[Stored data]
-- -- --

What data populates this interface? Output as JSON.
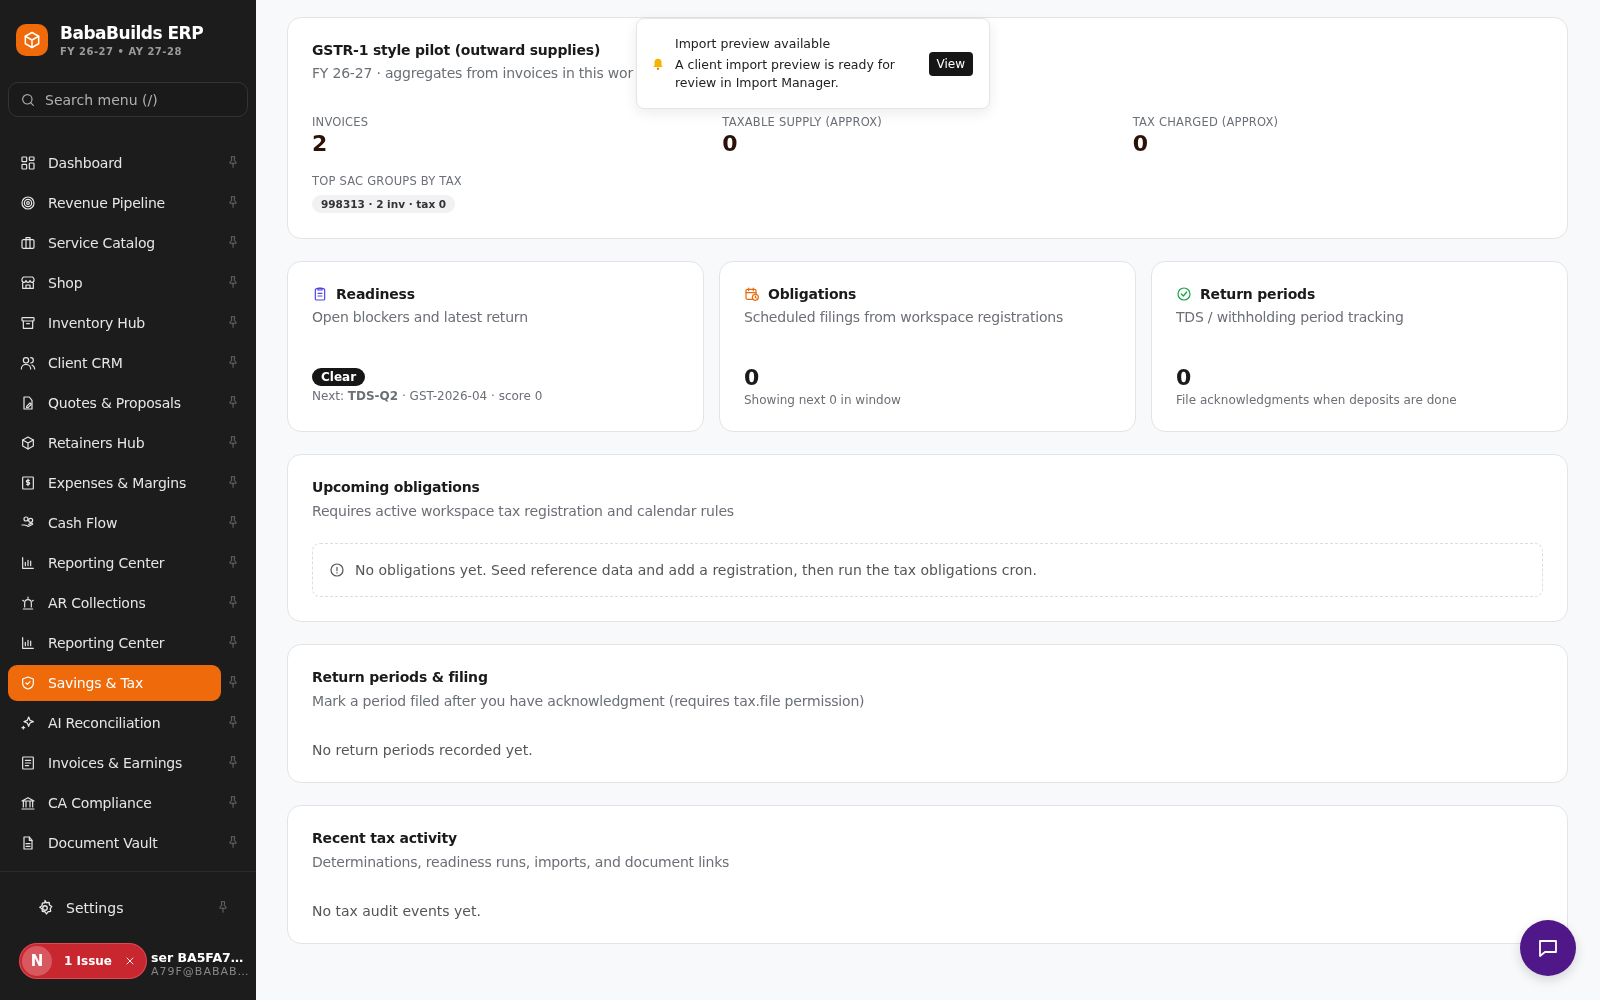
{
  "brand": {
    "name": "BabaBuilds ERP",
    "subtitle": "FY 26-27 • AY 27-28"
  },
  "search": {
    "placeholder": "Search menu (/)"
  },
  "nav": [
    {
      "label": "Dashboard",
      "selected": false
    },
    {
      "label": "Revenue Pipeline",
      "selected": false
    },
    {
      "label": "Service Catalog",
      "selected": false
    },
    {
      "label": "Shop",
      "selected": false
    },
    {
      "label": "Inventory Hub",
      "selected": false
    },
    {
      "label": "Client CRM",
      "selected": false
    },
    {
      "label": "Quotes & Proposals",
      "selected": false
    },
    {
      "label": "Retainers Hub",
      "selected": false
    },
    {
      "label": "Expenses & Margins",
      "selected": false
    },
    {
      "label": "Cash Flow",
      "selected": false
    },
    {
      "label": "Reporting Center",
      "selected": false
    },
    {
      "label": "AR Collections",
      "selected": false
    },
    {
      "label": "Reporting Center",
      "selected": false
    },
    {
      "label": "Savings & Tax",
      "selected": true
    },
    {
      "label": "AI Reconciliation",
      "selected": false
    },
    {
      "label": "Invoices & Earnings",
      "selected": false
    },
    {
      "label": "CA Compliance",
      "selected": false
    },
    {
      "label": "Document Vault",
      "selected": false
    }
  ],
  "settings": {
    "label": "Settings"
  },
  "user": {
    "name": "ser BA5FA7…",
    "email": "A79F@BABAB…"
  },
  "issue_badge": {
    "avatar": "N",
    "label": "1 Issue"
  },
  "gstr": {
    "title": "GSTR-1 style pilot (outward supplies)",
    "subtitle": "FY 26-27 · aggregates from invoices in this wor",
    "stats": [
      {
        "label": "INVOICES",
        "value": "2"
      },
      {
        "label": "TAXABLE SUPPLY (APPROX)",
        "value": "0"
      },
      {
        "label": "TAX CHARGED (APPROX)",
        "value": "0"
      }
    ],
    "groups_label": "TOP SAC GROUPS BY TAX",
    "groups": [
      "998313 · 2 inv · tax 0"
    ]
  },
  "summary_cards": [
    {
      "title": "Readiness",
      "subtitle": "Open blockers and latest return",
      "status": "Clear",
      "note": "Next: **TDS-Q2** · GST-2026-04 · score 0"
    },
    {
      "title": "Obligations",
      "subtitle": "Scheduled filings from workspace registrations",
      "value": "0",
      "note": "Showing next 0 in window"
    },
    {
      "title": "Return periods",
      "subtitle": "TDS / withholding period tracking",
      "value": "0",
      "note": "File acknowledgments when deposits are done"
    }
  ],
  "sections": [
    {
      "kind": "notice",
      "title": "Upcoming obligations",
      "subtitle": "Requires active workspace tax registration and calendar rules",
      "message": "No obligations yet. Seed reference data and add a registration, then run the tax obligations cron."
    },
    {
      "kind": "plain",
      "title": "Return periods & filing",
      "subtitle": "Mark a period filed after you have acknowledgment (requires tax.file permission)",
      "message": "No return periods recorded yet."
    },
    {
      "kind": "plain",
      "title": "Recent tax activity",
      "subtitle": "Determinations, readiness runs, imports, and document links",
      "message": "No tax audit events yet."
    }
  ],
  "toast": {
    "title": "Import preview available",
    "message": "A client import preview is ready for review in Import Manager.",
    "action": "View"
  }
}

-- -- --

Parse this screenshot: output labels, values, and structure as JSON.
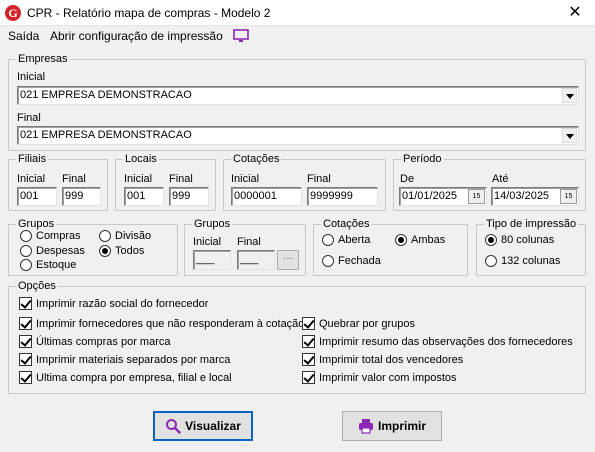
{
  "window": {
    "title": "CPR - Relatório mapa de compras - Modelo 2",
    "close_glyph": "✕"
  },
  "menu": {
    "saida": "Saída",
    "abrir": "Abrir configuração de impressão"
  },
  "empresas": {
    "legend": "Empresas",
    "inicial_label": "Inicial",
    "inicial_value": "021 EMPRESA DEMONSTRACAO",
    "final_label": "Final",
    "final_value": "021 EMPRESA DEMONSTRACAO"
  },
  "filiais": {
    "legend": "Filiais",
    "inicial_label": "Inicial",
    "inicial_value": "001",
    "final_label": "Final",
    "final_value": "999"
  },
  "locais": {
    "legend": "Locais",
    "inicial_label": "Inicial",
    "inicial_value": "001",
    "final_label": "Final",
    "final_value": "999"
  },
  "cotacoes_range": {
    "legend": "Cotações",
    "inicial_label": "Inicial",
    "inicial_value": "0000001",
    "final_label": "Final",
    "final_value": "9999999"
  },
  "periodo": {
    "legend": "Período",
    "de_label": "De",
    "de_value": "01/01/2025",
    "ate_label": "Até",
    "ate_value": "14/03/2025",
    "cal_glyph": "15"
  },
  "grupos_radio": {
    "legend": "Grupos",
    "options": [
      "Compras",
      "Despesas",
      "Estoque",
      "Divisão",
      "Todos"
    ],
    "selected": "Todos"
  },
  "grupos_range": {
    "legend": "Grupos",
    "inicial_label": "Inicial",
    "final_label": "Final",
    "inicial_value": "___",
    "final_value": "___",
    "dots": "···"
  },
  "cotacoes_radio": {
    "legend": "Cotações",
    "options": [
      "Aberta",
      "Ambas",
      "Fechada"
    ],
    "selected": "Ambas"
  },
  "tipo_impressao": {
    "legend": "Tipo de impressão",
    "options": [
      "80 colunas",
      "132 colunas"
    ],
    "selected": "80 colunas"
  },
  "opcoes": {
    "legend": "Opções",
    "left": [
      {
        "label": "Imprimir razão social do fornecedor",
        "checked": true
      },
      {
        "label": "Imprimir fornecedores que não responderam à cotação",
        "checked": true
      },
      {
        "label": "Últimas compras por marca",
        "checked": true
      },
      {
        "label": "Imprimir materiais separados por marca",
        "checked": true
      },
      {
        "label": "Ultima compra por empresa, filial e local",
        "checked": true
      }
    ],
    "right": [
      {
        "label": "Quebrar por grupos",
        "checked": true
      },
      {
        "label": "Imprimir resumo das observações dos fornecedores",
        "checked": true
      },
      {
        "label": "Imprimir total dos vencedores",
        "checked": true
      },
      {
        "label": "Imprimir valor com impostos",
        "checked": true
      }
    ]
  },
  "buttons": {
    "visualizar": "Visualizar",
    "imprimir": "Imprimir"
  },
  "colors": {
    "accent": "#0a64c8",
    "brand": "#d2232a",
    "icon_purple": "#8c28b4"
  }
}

-- -- --

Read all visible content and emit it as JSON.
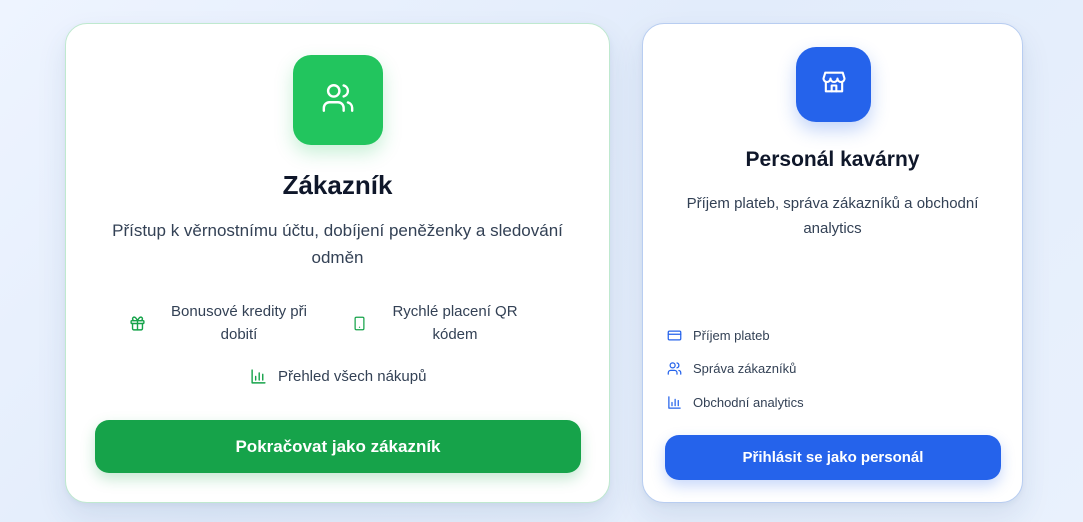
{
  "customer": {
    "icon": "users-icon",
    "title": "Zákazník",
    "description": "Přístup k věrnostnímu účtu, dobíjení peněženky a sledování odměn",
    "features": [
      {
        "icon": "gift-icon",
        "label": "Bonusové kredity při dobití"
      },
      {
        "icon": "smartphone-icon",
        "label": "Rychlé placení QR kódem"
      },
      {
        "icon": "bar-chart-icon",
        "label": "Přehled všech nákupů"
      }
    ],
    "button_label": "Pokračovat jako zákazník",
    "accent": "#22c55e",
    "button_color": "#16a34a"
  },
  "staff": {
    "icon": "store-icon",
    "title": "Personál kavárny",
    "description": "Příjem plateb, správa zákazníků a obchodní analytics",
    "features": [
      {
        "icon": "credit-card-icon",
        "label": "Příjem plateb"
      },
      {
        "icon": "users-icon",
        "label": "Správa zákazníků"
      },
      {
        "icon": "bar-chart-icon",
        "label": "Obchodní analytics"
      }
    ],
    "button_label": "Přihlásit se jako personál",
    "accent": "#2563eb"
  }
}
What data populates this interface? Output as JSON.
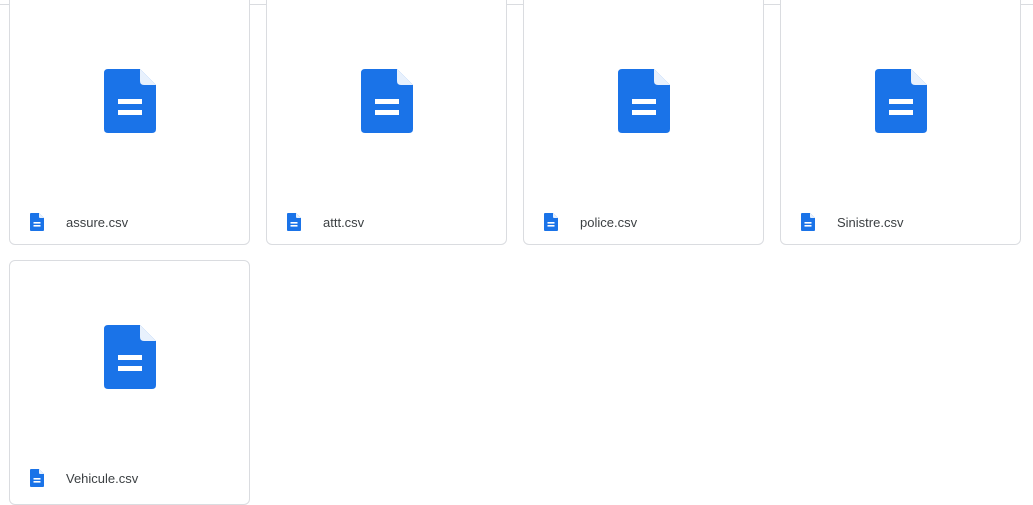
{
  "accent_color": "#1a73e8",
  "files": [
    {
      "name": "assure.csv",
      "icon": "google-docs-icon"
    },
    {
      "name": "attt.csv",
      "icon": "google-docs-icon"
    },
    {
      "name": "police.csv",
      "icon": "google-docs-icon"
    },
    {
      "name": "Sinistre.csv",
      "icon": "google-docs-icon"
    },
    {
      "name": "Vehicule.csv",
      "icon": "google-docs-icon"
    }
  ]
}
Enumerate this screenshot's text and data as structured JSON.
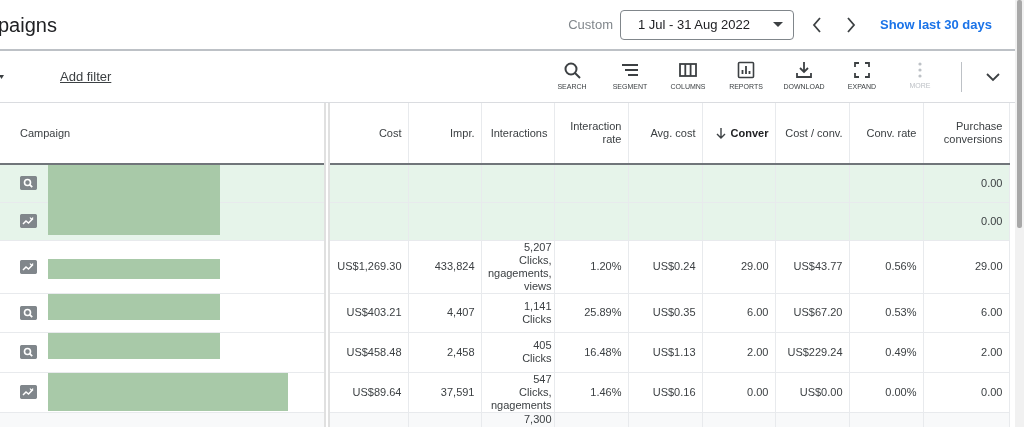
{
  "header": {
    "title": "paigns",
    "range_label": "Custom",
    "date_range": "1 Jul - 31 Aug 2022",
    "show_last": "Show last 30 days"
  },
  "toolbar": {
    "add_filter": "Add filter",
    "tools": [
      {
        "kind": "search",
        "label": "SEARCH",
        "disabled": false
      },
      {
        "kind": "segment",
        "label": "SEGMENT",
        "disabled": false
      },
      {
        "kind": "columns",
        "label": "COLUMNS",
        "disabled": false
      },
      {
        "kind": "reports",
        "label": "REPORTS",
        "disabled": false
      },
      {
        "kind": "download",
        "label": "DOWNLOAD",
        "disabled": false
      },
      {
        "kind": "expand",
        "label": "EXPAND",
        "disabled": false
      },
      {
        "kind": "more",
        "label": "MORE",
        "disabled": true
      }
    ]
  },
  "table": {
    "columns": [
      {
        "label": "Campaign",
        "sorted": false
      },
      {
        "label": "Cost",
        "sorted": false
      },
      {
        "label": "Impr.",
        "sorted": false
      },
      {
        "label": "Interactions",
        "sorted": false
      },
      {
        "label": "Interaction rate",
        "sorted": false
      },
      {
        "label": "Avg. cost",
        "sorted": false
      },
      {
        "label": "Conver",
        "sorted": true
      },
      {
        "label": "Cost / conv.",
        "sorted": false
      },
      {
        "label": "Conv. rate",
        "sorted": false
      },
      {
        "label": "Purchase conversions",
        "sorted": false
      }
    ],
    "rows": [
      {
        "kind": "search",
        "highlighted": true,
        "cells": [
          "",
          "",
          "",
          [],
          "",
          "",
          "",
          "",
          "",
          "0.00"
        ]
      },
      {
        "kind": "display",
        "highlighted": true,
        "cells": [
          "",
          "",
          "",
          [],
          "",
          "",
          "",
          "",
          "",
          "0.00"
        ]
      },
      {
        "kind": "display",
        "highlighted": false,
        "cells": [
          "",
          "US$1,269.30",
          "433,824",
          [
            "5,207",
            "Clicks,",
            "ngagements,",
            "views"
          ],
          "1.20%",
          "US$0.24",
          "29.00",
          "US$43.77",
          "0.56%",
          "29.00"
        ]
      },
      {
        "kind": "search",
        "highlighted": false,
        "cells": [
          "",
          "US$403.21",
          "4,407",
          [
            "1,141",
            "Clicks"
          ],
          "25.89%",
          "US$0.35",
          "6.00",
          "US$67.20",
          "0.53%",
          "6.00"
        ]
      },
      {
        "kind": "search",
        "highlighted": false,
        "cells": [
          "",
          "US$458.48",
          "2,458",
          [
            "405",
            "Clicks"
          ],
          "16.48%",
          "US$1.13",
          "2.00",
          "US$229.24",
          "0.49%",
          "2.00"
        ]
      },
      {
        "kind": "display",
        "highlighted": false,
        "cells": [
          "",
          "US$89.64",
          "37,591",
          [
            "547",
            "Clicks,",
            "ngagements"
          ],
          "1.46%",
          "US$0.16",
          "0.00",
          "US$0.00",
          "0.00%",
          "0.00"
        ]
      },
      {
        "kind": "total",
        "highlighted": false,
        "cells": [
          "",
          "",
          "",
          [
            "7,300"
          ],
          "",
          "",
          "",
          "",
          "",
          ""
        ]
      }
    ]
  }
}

-- -- --

◆ **To be done**
Out of the material above, select every line that holds the string "periods".

◆ **Written reply**
      "title": "Return periods",
      "title": "Return periods & filing",
      "message": "No return periods recorded yet."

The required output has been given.